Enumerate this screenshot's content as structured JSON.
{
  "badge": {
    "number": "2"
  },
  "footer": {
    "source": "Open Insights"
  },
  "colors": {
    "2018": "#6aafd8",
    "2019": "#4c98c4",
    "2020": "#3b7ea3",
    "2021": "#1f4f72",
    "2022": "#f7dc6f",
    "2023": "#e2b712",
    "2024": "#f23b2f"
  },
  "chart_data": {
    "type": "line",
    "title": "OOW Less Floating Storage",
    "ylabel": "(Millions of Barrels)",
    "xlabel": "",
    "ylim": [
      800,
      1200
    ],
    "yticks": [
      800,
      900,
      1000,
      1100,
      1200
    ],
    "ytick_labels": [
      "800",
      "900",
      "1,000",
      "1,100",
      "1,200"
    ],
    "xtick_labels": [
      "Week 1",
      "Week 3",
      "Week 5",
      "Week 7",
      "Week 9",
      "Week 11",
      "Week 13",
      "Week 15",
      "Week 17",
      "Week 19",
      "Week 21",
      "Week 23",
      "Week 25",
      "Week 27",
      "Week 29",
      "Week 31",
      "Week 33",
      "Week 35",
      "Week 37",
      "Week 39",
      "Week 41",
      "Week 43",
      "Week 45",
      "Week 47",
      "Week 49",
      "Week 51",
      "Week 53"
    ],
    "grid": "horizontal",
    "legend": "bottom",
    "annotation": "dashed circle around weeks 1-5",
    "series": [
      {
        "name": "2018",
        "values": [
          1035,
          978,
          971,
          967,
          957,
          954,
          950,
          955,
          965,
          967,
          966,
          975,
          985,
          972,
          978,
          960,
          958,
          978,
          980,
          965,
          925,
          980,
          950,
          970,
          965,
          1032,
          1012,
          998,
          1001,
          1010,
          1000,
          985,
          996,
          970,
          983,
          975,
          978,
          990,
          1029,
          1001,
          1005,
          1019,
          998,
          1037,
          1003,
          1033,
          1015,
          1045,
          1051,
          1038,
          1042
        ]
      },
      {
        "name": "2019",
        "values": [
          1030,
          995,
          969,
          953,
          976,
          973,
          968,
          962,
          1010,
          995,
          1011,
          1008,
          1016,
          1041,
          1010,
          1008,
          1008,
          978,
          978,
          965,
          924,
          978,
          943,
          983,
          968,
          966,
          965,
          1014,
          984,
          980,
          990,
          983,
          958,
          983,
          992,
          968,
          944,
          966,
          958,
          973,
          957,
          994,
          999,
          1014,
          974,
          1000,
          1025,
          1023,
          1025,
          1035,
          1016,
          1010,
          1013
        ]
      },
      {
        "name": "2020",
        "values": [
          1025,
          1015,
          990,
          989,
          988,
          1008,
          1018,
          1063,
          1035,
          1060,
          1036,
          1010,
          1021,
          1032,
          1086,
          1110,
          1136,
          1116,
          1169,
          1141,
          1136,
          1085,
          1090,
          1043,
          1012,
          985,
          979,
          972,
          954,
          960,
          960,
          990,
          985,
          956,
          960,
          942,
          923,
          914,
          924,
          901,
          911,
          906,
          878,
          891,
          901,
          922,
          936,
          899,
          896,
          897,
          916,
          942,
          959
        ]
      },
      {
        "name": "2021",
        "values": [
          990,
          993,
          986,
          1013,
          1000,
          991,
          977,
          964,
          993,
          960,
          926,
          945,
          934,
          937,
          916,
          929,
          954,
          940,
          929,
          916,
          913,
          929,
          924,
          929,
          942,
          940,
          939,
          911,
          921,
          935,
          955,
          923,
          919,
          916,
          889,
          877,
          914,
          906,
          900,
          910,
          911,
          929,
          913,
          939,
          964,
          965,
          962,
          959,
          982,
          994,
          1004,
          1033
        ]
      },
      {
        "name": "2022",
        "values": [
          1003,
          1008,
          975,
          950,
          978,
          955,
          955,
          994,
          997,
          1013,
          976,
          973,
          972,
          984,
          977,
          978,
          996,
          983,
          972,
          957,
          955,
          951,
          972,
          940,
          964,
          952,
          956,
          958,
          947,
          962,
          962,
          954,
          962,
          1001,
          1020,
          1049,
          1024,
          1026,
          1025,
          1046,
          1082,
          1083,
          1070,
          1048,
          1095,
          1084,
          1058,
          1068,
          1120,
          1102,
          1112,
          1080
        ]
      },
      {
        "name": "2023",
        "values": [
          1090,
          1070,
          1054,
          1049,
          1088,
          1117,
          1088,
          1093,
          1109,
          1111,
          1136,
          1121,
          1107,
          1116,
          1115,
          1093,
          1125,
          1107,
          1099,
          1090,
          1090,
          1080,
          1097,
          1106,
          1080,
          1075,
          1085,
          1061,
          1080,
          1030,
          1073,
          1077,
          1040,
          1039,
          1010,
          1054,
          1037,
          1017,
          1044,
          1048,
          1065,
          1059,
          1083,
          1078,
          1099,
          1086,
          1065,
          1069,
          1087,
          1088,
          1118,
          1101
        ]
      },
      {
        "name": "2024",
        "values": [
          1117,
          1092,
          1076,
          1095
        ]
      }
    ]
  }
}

####

- WHAT IS REQUIRED: Copy out the lines that hold "name".

- REPLY TO THE EXERCISE:
        "name": "2018",
        "name": "2019",
        "name": "2020",
        "name": "2021",
        "name": "2022",
        "name": "2023",
        "name": "2024",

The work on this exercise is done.